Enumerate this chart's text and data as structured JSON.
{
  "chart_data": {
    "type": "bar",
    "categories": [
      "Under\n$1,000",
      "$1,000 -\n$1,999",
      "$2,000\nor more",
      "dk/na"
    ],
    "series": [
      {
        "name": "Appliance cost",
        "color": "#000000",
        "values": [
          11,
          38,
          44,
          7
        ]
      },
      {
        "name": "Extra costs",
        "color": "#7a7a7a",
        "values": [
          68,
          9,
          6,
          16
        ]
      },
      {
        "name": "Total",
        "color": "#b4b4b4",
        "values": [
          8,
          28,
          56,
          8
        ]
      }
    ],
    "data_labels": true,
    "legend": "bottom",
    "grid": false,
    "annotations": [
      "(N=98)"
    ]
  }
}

_BRIEF_
Word for word, restate all of the data shown above.

_THE REPLY_
Enumerate this chart's text and data as structured JSON.
{
  "chart_data": {
    "type": "bar",
    "categories": [
      "Under\n$1,000",
      "$1,000 -\n$1,999",
      "$2,000\nor more",
      "dk/na"
    ],
    "series": [
      {
        "name": "Appliance cost",
        "color": "#000000",
        "values": [
          11,
          38,
          44,
          7
        ]
      },
      {
        "name": "Extra costs",
        "color": "#7a7a7a",
        "values": [
          68,
          9,
          6,
          16
        ]
      },
      {
        "name": "Total",
        "color": "#b4b4b4",
        "values": [
          8,
          28,
          56,
          8
        ]
      }
    ],
    "data_labels": true,
    "legend": "bottom",
    "grid": false,
    "annotations": [
      "(N=98)"
    ]
  }
}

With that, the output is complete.